Data records
▼

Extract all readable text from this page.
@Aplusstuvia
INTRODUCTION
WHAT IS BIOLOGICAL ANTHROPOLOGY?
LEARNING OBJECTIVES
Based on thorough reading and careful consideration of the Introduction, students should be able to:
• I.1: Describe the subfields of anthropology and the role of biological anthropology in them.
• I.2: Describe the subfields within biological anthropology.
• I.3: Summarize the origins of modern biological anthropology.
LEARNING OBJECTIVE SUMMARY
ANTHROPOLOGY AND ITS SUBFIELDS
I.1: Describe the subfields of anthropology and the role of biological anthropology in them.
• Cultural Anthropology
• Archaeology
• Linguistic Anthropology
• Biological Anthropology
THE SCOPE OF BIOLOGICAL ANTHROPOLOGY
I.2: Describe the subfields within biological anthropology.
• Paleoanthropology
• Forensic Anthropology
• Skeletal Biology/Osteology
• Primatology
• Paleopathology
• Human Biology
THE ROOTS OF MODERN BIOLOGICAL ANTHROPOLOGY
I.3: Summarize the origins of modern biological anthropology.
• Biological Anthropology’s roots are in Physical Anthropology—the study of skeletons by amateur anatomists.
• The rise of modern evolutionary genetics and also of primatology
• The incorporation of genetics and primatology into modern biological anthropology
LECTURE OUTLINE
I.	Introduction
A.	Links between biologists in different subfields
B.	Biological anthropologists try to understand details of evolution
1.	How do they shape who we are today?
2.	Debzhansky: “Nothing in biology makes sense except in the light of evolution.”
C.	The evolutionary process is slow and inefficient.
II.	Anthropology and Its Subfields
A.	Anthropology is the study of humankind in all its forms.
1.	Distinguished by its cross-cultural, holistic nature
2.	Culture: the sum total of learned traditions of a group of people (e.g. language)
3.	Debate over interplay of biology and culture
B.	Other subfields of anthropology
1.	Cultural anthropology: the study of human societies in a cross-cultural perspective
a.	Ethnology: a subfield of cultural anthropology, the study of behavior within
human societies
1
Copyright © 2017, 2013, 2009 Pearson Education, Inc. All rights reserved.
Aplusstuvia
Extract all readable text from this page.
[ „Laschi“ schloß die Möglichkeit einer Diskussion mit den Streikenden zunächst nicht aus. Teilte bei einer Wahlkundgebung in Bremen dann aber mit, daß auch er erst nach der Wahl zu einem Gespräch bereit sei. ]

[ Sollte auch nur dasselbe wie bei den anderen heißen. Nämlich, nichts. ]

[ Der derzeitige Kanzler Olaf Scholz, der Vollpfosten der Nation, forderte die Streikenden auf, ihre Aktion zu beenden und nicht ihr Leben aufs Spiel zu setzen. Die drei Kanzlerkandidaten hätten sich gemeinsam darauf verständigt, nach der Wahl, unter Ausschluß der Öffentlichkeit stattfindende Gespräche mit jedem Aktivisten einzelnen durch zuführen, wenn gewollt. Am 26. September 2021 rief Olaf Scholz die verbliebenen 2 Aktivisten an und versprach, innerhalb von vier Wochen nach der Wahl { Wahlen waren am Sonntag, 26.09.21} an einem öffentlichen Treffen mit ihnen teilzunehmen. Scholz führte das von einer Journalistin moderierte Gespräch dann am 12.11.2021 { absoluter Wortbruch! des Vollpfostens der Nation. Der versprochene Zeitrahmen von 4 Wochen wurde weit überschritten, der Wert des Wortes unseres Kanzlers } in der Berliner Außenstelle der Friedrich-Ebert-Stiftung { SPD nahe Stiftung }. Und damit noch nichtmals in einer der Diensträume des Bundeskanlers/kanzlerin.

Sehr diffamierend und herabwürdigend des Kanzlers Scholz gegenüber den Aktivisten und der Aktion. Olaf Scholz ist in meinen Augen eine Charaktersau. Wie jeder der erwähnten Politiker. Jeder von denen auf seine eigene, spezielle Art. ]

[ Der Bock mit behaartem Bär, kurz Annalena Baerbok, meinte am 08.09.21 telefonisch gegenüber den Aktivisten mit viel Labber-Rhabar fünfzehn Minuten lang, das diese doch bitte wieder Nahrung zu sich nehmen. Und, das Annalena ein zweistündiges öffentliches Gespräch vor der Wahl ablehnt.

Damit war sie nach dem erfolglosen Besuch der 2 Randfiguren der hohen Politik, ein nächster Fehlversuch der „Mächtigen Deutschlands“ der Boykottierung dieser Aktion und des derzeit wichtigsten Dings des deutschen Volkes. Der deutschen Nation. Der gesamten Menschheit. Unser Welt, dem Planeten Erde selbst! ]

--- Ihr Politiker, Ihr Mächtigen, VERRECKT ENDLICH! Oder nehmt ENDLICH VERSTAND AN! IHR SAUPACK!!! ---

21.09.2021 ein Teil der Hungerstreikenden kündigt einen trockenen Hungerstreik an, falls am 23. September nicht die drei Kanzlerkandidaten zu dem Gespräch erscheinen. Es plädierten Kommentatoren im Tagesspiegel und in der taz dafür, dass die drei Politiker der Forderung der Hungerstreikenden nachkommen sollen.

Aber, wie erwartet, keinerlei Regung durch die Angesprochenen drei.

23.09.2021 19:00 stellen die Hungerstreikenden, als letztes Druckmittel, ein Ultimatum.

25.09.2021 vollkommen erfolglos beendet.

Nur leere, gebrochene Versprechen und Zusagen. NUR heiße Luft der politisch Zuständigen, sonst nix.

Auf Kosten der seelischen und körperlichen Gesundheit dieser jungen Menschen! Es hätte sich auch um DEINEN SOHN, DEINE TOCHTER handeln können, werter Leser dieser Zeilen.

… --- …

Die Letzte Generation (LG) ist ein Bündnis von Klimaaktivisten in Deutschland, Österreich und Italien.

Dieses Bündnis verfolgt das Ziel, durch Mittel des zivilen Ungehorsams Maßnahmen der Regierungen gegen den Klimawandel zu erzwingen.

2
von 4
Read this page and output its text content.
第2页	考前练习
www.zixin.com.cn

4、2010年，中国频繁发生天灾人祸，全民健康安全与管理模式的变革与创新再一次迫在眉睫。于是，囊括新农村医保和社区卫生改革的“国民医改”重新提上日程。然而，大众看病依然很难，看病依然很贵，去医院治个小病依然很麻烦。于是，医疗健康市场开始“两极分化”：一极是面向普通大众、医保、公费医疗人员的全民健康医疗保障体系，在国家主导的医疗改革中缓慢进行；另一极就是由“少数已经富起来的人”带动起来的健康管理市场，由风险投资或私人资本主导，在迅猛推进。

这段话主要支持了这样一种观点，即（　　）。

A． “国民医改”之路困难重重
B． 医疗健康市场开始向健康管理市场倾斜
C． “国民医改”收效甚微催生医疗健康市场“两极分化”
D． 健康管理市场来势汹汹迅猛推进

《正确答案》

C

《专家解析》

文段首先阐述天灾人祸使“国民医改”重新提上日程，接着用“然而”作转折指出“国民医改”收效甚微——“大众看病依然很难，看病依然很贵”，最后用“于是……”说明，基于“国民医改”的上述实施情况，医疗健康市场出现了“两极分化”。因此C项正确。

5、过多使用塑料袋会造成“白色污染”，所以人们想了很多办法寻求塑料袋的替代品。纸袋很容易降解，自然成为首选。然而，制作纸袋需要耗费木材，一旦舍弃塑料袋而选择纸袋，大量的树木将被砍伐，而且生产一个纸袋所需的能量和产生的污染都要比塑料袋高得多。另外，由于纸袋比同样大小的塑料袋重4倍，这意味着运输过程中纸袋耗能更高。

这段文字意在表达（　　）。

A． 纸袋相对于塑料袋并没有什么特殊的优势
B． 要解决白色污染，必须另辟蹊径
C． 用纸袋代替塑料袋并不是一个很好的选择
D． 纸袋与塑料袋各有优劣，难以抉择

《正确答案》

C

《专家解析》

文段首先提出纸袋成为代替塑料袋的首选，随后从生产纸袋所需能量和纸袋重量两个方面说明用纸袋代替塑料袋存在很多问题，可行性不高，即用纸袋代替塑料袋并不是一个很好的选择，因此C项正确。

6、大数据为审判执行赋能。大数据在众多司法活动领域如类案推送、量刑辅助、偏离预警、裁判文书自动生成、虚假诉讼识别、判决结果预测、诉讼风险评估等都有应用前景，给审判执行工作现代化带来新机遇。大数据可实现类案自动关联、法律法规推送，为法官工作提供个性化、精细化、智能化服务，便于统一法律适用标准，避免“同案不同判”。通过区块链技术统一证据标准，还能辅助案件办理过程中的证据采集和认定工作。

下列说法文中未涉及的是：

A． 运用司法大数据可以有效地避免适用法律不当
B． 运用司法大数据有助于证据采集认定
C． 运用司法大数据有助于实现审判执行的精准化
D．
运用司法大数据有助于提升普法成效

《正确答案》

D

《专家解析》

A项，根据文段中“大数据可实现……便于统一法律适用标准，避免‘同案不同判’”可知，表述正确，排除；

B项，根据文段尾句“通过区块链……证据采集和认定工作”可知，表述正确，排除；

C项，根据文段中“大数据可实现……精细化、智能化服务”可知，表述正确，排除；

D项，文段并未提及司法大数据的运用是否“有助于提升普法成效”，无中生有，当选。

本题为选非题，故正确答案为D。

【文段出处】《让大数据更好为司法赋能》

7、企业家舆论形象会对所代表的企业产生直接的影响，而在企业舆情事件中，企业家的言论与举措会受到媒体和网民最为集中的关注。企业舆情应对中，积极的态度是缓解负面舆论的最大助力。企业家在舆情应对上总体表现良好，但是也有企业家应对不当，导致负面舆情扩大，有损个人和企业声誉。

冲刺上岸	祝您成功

▲

DIRECTIVE:
Take every line that includes the string "Mächtigen" and copy it.

REPLY TO THE TASK:
Damit war sie nach dem erfolglosen Besuch der 2 Randfiguren der hohen Politik, ein nächster Fehlversuch der „Mächtigen Deutschlands“ der Boykottierung dieser Aktion und des derzeit wichtigsten Dings des deutschen Volkes. Der deutschen Nation. Der gesamten Menschheit. Unser Welt, dem Planeten Erde selbst! ]
--- Ihr Politiker, Ihr Mächtigen, VERRECKT ENDLICH! Oder nehmt ENDLICH VERSTAND AN! IHR SAUPACK!!! ---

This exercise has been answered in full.